▸ **Exercise details**
Return the material word for word. Do not include the pictures.

▸ **Entries**
========================================

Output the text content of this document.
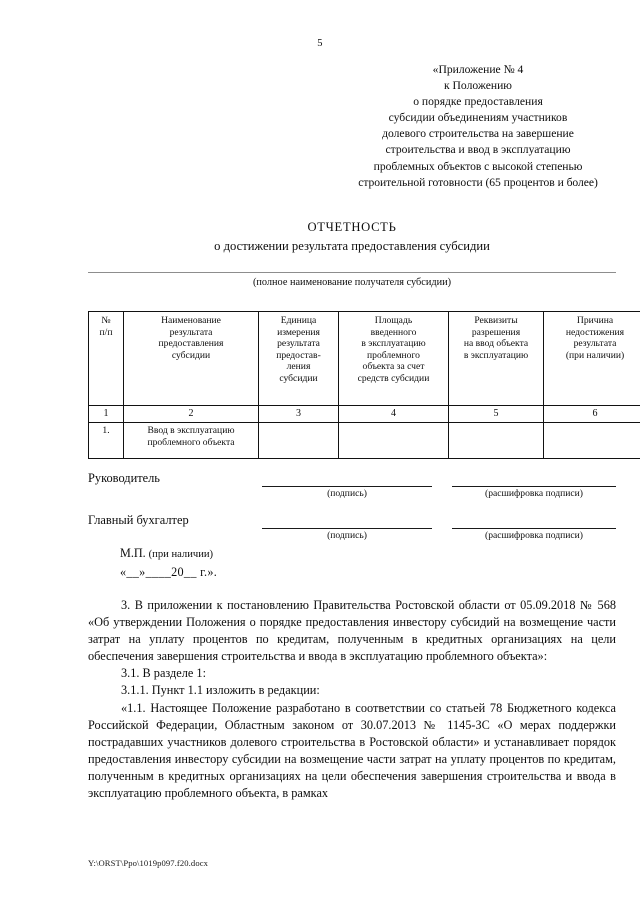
5
«Приложение № 4
к Положению
о порядке предоставления
субсидии объединениям участников
долевого строительства на завершение
строительства и ввод в эксплуатацию
проблемных объектов с высокой степенью
строительной готовности (65 процентов и более)
ОТЧЕТНОСТЬ
о достижении результата предоставления субсидии
(полное наименование получателя субсидии)
№
п/п	Наименование
результата
предоставления
субсидии	Единица
измерения
результата
предостав-
ления
субсидии	Площадь
введенного
в эксплуатацию
проблемного
объекта за счет
средств субсидии	Реквизиты
разрешения
на ввод объекта
в эксплуатацию	Причина
недостижения
результата
(при наличии)
1	2	3	4	5	6
1.	Ввод в эксплуатацию проблемного объекта				
Руководитель
(подпись)	(расшифровка подписи)
Главный бухгалтер
(подпись)	(расшифровка подписи)
М.П. (при наличии)
«__»____20__ г.».

3. В приложении к постановлению Правительства Ростовской области от 05.09.2018 № 568 «Об утверждении Положения о порядке предоставления инвестору субсидий на возмещение части затрат на уплату процентов по кредитам, полученным в кредитных организациях на цели обеспечения завершения строительства и ввода в эксплуатацию проблемного объекта»:

3.1. В разделе 1:

3.1.1. Пункт 1.1 изложить в редакции:

«1.1. Настоящее Положение разработано в соответствии со статьей 78 Бюджетного кодекса Российской Федерации, Областным законом от 30.07.2013 № 1145-ЗС «О мерах поддержки пострадавших участников долевого строительства в Ростовской области» и устанавливает порядок предоставления инвестору субсидии на возмещение части затрат на уплату процентов по кредитам, полученным в кредитных организациях на цели обеспечения завершения строительства и ввода в эксплуатацию проблемного объекта, в рамках

Y:\ORST\Ppo\1019p097.f20.docx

========================================

▸ **Answer**
Output the text content of this document.
5
«Приложение № 4
к Положению
о порядке предоставления
субсидии объединениям участников
долевого строительства на завершение
строительства и ввод в эксплуатацию
проблемных объектов с высокой степенью
строительной готовности (65 процентов и более)
ОТЧЕТНОСТЬ
о достижении результата предоставления субсидии
(полное наименование получателя субсидии)
№
п/п	Наименование
результата
предоставления
субсидии	Единица
измерения
результата
предостав-
ления
субсидии	Площадь
введенного
в эксплуатацию
проблемного
объекта за счет
средств субсидии	Реквизиты
разрешения
на ввод объекта
в эксплуатацию	Причина
недостижения
результата
(при наличии)
1	2	3	4	5	6
1.	Ввод в эксплуатацию проблемного объекта				
Руководитель
(подпись)	(расшифровка подписи)
Главный бухгалтер
(подпись)	(расшифровка подписи)
М.П. (при наличии)
«__»____20__ г.».

3. В приложении к постановлению Правительства Ростовской области от 05.09.2018 № 568 «Об утверждении Положения о порядке предоставления инвестору субсидий на возмещение части затрат на уплату процентов по кредитам, полученным в кредитных организациях на цели обеспечения завершения строительства и ввода в эксплуатацию проблемного объекта»:

3.1. В разделе 1:

3.1.1. Пункт 1.1 изложить в редакции:

«1.1. Настоящее Положение разработано в соответствии со статьей 78 Бюджетного кодекса Российской Федерации, Областным законом от 30.07.2013 № 1145-ЗС «О мерах поддержки пострадавших участников долевого строительства в Ростовской области» и устанавливает порядок предоставления инвестору субсидии на возмещение части затрат на уплату процентов по кредитам, полученным в кредитных организациях на цели обеспечения завершения строительства и ввода в эксплуатацию проблемного объекта, в рамках

Y:\ORST\Ppo\1019p097.f20.docx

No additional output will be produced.